(Dataset listings of figures)
=======
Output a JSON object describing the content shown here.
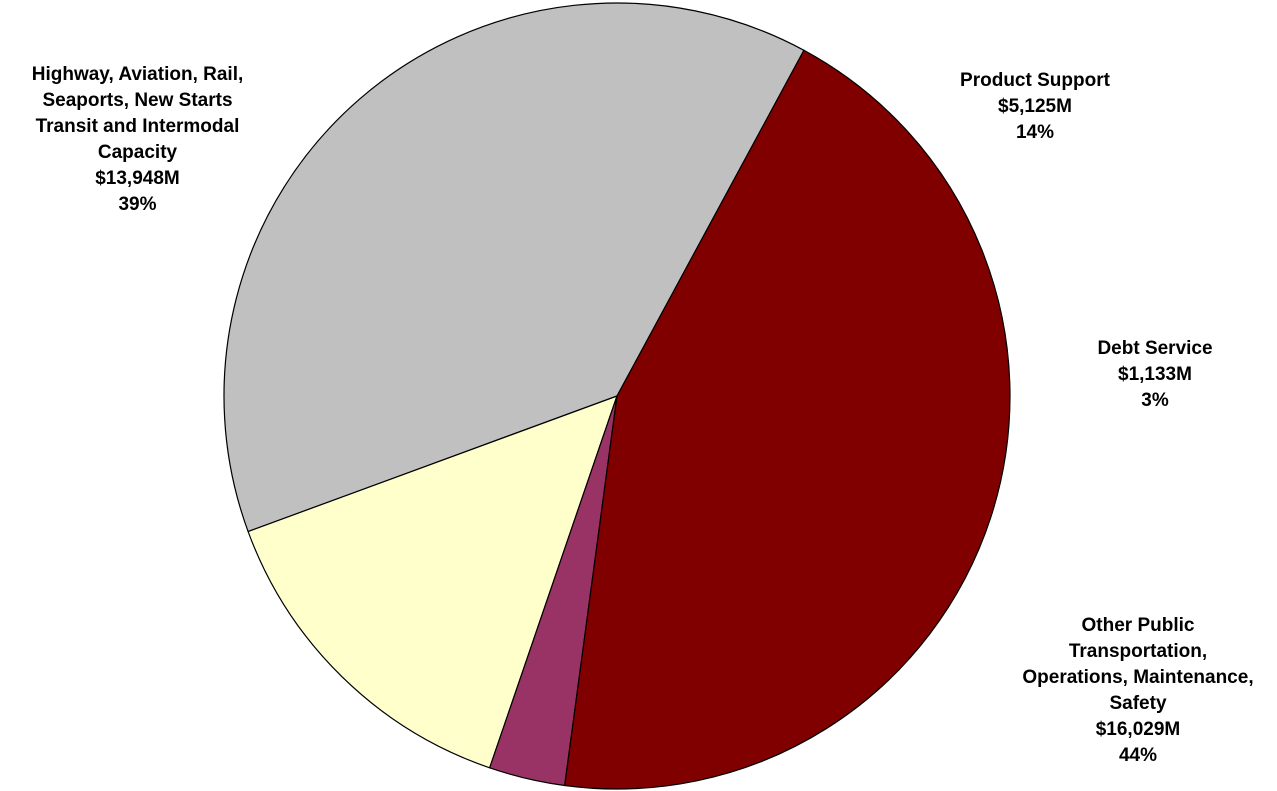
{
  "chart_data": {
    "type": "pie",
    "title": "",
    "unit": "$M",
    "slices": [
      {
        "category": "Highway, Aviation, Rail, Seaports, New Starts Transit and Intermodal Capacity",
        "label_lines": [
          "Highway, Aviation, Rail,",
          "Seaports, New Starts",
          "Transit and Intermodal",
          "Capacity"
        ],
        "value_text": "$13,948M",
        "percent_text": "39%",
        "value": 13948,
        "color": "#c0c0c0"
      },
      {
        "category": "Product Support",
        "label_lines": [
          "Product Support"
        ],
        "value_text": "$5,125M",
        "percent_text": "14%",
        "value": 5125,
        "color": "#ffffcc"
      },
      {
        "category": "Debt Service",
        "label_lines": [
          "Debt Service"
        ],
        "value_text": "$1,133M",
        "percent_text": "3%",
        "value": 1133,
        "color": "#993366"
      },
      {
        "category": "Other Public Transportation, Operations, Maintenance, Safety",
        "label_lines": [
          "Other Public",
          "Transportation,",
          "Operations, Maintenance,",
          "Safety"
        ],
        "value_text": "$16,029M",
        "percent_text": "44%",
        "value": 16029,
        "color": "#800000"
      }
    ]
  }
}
=======
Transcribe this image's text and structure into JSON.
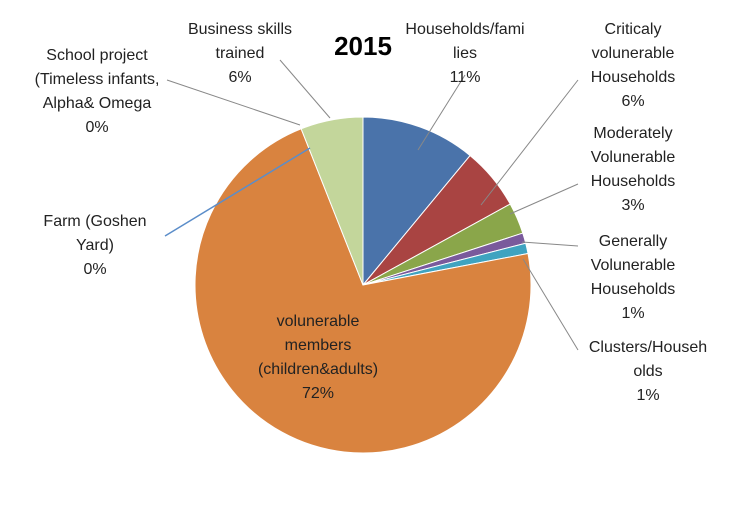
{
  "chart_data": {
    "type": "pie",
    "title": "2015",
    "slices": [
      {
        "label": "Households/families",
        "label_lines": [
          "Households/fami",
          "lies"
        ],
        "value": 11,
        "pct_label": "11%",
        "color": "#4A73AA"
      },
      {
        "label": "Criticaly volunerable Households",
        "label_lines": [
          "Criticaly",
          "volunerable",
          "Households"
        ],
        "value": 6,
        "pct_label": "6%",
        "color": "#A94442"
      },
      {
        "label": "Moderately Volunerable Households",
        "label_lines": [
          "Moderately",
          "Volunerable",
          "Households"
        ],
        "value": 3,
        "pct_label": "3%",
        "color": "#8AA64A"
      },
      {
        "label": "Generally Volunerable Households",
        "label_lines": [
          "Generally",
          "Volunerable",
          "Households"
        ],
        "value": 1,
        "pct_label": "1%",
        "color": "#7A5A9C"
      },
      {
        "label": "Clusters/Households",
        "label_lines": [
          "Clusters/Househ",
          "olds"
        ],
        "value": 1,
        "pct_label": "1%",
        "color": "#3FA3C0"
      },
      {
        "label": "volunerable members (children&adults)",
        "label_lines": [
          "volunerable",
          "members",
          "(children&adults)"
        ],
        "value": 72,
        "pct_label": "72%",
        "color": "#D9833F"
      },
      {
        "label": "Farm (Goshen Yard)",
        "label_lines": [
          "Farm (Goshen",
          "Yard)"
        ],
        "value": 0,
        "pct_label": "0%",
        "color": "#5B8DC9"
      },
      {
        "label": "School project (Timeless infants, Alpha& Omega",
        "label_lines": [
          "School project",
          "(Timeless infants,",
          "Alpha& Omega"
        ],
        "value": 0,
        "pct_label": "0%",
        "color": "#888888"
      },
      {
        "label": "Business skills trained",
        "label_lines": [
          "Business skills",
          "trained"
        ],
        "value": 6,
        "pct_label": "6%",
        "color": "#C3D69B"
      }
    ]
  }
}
=======
> _EXERCISE REQUIREMENTS_:
Report the number of lines in the entries above that include the word "Service" and add nothing to it.

> _FINISHED ANSWER_:
2